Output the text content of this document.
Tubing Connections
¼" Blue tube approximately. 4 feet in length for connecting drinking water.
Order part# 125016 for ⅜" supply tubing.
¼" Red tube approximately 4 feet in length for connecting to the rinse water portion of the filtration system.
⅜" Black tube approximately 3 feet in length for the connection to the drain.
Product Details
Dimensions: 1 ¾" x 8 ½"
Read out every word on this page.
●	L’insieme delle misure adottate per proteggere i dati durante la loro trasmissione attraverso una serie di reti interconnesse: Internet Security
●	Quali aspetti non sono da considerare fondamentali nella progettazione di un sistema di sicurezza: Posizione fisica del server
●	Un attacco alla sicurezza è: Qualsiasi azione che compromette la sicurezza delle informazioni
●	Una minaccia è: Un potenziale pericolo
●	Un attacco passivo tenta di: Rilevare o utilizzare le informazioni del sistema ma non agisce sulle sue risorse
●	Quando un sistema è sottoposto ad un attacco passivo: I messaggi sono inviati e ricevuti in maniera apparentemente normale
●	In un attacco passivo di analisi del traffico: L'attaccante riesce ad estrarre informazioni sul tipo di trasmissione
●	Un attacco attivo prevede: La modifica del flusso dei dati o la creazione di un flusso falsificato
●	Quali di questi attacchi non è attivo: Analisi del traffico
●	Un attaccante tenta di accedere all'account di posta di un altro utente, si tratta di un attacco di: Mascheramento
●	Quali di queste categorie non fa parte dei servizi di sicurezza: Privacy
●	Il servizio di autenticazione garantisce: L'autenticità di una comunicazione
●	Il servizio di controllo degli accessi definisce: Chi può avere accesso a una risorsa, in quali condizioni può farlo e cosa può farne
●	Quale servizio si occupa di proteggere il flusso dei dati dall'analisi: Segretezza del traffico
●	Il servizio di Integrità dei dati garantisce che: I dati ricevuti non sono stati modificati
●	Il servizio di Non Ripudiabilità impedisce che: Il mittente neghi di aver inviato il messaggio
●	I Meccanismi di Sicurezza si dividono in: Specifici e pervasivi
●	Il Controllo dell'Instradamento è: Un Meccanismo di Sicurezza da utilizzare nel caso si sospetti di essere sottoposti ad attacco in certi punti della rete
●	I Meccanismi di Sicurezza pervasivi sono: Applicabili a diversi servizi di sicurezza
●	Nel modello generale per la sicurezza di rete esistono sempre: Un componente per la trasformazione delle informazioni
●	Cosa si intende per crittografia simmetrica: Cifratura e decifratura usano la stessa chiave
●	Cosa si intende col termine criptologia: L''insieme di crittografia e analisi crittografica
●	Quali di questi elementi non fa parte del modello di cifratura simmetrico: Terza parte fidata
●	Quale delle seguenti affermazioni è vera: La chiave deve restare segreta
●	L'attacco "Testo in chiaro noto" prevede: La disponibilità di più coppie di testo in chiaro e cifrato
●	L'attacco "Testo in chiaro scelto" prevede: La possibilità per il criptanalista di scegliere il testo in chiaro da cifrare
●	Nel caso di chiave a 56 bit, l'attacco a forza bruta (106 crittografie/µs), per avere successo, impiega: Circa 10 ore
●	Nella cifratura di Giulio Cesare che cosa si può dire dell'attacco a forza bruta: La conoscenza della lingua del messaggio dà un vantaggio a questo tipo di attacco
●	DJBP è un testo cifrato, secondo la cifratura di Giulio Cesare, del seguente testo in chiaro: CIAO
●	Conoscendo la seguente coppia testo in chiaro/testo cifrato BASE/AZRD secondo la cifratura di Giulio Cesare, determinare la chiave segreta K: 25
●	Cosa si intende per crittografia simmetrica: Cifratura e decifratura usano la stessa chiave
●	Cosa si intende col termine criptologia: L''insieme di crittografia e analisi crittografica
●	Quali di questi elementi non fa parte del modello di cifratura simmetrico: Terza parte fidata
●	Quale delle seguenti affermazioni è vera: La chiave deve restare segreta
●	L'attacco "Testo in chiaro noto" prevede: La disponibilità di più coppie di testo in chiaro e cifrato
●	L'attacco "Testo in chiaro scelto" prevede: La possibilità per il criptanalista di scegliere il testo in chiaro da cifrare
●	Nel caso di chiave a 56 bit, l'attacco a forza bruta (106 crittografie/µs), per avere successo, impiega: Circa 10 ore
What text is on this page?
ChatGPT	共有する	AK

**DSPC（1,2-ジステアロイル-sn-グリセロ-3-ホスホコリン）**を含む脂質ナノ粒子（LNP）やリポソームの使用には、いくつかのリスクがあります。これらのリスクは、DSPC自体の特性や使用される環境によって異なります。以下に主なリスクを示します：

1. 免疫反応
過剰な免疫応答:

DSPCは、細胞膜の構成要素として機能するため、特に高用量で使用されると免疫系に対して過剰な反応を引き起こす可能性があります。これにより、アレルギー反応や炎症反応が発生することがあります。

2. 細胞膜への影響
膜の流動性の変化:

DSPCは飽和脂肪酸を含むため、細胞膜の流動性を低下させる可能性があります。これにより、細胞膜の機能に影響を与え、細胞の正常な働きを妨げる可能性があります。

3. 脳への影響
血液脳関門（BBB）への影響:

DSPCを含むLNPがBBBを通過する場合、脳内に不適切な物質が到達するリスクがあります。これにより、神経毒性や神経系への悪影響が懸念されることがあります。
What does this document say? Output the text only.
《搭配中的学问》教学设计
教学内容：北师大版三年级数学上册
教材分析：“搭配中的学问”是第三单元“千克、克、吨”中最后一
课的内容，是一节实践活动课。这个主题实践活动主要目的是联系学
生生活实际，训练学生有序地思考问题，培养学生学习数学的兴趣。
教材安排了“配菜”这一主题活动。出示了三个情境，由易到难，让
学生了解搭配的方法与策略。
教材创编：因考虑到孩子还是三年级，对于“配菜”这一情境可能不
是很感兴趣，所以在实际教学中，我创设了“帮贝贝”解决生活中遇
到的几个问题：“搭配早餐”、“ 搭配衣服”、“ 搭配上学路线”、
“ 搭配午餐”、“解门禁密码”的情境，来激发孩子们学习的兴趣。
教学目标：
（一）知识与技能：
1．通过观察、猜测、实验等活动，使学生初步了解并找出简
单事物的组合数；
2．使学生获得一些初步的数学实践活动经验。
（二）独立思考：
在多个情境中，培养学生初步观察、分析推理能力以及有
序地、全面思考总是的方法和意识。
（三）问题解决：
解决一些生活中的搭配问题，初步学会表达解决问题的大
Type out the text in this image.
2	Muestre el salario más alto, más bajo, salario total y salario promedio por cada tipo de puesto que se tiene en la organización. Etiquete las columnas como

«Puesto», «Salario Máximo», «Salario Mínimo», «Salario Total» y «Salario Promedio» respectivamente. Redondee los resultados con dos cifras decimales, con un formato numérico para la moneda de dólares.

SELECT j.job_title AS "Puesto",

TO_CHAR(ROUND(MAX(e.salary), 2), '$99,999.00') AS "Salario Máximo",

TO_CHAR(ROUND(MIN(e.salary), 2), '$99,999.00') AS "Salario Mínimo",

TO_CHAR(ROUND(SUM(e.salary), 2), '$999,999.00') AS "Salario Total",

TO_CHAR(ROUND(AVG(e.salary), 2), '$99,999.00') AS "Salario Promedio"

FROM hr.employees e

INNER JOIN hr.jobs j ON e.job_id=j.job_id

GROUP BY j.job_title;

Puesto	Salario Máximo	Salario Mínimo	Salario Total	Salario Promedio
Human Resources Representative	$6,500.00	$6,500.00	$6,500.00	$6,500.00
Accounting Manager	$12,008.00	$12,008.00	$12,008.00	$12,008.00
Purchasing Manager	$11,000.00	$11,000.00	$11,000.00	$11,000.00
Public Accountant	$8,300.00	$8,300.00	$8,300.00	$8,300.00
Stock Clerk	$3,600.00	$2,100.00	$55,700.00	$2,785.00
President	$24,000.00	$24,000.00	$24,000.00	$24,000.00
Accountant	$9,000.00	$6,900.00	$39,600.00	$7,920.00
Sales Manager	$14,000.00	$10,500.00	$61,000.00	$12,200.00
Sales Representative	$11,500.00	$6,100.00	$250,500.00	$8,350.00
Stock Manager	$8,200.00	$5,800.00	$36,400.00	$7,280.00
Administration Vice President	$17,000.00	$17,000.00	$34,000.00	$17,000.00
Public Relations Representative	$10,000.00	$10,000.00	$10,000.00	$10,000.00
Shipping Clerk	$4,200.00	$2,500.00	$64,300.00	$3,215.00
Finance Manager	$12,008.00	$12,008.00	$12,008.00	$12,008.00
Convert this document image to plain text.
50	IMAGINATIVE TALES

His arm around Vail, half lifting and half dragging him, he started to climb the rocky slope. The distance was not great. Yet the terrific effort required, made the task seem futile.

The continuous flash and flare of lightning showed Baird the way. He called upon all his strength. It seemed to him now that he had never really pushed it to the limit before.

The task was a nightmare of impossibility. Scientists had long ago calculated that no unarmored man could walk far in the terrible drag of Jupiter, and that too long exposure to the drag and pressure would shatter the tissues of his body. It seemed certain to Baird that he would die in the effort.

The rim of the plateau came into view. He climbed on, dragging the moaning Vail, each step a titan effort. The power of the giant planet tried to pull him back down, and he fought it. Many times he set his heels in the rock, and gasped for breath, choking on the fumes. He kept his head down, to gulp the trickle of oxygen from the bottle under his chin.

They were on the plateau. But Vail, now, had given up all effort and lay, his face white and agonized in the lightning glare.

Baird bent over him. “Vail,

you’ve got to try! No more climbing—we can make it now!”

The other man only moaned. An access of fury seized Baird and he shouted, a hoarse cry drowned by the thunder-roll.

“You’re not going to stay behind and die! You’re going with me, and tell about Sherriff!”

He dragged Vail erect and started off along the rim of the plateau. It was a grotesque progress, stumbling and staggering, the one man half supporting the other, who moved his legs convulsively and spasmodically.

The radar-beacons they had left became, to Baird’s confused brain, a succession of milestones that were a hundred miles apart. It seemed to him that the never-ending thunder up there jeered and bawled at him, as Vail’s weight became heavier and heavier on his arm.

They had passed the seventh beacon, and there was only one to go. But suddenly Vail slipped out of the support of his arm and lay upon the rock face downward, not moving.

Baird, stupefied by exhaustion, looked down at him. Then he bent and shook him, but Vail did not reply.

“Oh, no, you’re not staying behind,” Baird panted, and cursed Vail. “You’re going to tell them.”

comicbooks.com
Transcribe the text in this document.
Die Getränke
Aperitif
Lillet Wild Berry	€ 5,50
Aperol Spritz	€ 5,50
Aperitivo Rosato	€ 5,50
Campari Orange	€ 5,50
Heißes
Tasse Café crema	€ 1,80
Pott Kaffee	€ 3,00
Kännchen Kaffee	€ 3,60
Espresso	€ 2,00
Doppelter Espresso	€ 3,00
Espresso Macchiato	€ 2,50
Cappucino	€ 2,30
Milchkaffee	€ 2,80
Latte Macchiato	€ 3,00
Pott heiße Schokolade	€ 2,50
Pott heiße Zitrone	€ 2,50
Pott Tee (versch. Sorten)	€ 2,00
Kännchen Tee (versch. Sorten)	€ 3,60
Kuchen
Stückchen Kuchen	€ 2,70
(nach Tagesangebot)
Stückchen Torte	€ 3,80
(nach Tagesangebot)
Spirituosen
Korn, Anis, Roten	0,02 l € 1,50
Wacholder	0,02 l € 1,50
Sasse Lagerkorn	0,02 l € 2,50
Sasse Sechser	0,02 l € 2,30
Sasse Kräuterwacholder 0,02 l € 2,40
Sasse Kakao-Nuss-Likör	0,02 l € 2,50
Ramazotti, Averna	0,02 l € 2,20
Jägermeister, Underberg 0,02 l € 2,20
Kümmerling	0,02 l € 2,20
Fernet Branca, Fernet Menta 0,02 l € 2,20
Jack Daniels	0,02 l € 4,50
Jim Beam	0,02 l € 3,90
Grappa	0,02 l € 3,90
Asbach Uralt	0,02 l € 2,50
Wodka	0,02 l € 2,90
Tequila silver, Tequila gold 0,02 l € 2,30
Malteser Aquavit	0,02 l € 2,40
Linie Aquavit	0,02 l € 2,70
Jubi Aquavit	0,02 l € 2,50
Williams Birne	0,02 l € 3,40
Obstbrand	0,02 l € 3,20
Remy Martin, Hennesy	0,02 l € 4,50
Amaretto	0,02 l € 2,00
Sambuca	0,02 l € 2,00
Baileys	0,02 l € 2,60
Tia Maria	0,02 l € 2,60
= = = = =
* [WHAT TO WORK ON]
From the entries above, copy every line containing the word "other".

* [SOLUTION BELOW]
The other man only moaned. An access of fury seized Baird and he shouted, a hoarse cry drowned by the thunder-roll.
He dragged Vail erect and started off along the rim of the plateau. It was a grotesque progress, stumbling and staggering, the one man half supporting the other, who moved his legs convulsively and spasmodically.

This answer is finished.